**Work to be completed**
Can all of these lines be returned exactly?

**Records for the task**
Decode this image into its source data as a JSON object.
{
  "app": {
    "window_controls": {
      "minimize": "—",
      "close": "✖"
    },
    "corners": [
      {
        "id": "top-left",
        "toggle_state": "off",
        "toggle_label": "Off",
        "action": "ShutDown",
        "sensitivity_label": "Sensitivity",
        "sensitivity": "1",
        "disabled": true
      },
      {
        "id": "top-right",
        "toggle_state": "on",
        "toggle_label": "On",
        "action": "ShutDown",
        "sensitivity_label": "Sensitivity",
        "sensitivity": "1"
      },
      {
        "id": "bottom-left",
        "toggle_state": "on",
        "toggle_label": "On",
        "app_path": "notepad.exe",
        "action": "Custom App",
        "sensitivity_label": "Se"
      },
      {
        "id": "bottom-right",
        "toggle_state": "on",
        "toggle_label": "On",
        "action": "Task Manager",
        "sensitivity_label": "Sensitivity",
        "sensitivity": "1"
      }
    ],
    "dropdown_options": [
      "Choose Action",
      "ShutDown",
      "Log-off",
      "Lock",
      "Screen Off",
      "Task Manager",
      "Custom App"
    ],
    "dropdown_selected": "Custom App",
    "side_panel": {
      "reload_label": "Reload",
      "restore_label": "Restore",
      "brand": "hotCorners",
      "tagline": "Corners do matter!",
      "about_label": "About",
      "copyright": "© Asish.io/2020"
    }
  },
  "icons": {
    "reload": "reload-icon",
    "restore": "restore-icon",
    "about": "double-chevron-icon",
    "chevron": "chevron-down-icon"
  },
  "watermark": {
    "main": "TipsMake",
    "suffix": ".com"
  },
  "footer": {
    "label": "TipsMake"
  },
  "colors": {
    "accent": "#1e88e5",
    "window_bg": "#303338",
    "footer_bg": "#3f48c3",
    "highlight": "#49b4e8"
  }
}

**Task solution**
Decode this image into its source data as a JSON object.
{
  "app": {
    "window_controls": {
      "minimize": "—",
      "close": "✖"
    },
    "corners": [
      {
        "id": "top-left",
        "toggle_state": "off",
        "toggle_label": "Off",
        "action": "ShutDown",
        "sensitivity_label": "Sensitivity",
        "sensitivity": "1",
        "disabled": true
      },
      {
        "id": "top-right",
        "toggle_state": "on",
        "toggle_label": "On",
        "action": "ShutDown",
        "sensitivity_label": "Sensitivity",
        "sensitivity": "1"
      },
      {
        "id": "bottom-left",
        "toggle_state": "on",
        "toggle_label": "On",
        "app_path": "notepad.exe",
        "action": "Custom App",
        "sensitivity_label": "Se"
      },
      {
        "id": "bottom-right",
        "toggle_state": "on",
        "toggle_label": "On",
        "action": "Task Manager",
        "sensitivity_label": "Sensitivity",
        "sensitivity": "1"
      }
    ],
    "dropdown_options": [
      "Choose Action",
      "ShutDown",
      "Log-off",
      "Lock",
      "Screen Off",
      "Task Manager",
      "Custom App"
    ],
    "dropdown_selected": "Custom App",
    "side_panel": {
      "reload_label": "Reload",
      "restore_label": "Restore",
      "brand": "hotCorners",
      "tagline": "Corners do matter!",
      "about_label": "About",
      "copyright": "© Asish.io/2020"
    }
  },
  "icons": {
    "reload": "reload-icon",
    "restore": "restore-icon",
    "about": "double-chevron-icon",
    "chevron": "chevron-down-icon"
  },
  "watermark": {
    "main": "TipsMake",
    "suffix": ".com"
  },
  "footer": {
    "label": "TipsMake"
  },
  "colors": {
    "accent": "#1e88e5",
    "window_bg": "#303338",
    "footer_bg": "#3f48c3",
    "highlight": "#49b4e8"
  }
}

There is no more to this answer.